# EXCERPT
○ ○ ○ ○ ○ ○ ○

PGP / GPG

Note from 2022: Consider using age, especially for file encryption, rather than PGP.

GNU Privacy Assistant

For a GPG GUI application for Linux/Ubuntu for key management etc., try sudo apt install gpa which installs a program called "GNU Privacy Assistant"

GPG conf

Let's make sure we've got good GPG settings. To do this, create a new file at ~/.gnupg/gpg.conf.

Then do one or all of the following:

  1. Trust the decent gpg.conf I made for myself in 2021 below.
  2. Copy this guide's "hardened" config (actual gpg.conf file)
  3. Read through this guide, which points to this Github repo.

A decent gpg.conf

Put this in ~/.gnupg/gpg.conf

# This gpg.conf takes inspiration from: 
#   - Riseup OpenPGP Best Practices 
#     https://help.riseup.net/en/security/message-security/openpgp/best-practices
#   - DrDuh: https://github.com/drduh/config/blob/master/gpg.conf
#
# Put this in ~/.gnupg/gpg.conf

#-----------------------------
# behavior
#-----------------------------

# Disable inclusion of the version string in ASCII armored output
no-emit-version

# Disable comment string in clear text signatures and ASCII armored messages
no-comments

# Display long key IDs
keyid-format 0xlong

# List all keys (or the specified ones) along with their fingerprints
with-fingerprint

# Display the calculated validity of user IDs during key listings
list-options show-uid-validity
verify-options show-uid-validity

# Try to use the GnuPG-Agent. With this option, GnuPG first tries to connect to
# the agent before it asks for a passphrase.
use-agent

# Enable smartcard (from: https://github.com/drduh/config/blob/master/gpg.conf#L41-L42)

○ ○ ○ ○ ○ ○ ○

# TASK REQUIREMENTS
In the PGP / GPG notes, which command installs the GNU Privacy Assistant?

○ ○ ○ ○ ○ ○ ○

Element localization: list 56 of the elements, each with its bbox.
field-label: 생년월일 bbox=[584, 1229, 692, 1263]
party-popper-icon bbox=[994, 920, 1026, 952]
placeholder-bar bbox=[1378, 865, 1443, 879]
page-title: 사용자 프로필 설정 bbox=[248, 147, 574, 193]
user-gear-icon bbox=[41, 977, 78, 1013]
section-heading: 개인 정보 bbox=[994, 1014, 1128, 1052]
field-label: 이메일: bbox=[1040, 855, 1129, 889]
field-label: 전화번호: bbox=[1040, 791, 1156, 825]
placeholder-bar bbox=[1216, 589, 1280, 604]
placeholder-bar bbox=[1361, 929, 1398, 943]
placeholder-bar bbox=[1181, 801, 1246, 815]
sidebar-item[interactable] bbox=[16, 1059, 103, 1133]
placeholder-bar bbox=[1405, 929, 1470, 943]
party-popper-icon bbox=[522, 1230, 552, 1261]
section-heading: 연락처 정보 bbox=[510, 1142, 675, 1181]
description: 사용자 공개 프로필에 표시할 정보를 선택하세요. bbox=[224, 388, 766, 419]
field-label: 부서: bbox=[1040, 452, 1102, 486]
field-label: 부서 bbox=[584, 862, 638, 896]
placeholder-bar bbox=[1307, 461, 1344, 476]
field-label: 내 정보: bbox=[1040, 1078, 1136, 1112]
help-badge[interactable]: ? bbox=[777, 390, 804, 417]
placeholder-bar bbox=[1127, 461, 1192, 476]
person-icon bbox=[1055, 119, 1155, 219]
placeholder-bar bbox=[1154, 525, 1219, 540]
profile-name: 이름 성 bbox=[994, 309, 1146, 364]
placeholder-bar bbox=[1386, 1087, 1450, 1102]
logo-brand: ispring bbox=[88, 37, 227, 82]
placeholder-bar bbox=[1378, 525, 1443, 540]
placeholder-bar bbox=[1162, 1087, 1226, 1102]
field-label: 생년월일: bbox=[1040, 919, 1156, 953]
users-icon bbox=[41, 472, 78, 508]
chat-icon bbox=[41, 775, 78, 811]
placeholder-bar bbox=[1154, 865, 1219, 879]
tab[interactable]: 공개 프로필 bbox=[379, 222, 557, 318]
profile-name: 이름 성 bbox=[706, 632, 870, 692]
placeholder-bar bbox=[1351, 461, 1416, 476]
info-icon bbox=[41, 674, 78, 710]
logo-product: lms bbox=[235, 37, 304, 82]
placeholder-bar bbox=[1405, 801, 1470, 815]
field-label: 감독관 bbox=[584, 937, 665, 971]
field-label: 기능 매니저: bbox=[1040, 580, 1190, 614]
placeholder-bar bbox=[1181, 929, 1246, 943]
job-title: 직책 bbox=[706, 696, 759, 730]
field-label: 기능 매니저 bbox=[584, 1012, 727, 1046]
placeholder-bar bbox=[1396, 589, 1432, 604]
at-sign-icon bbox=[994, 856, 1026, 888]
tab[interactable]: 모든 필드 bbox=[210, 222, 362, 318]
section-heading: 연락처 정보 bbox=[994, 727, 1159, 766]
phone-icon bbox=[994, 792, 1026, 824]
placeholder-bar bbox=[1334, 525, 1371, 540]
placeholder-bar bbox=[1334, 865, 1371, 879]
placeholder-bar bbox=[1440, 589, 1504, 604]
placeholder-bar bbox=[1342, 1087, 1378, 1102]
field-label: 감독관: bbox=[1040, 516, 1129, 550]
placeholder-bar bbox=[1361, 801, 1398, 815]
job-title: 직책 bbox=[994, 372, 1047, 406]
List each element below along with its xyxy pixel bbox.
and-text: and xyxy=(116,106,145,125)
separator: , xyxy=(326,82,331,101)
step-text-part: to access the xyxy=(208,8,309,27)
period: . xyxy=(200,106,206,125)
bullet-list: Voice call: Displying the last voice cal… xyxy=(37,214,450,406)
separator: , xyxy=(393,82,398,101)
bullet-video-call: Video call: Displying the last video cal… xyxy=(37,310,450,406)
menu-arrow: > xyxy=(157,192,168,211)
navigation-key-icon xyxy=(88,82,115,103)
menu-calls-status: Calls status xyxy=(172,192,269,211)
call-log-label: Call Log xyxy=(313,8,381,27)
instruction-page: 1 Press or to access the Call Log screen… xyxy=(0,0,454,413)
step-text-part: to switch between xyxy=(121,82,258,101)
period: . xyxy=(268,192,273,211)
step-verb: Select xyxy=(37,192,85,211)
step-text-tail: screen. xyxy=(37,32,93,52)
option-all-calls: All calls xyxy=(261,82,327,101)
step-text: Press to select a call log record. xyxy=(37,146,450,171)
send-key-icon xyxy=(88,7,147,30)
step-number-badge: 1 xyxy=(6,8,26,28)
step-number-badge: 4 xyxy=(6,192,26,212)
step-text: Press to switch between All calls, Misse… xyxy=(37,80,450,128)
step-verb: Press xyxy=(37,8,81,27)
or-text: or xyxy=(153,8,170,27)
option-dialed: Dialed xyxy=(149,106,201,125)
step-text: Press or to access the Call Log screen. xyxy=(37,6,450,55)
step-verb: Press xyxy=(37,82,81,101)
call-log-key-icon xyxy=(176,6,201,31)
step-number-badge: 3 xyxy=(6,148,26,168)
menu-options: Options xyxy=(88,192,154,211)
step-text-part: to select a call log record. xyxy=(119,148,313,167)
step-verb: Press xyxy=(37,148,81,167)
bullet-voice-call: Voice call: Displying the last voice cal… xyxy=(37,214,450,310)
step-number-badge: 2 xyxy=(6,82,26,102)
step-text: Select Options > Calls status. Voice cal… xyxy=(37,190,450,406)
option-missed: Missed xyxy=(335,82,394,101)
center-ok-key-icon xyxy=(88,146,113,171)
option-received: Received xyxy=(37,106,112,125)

○ ○ ○ ○ ○ ○ ○

# TASK RESULT
sudo apt install gpa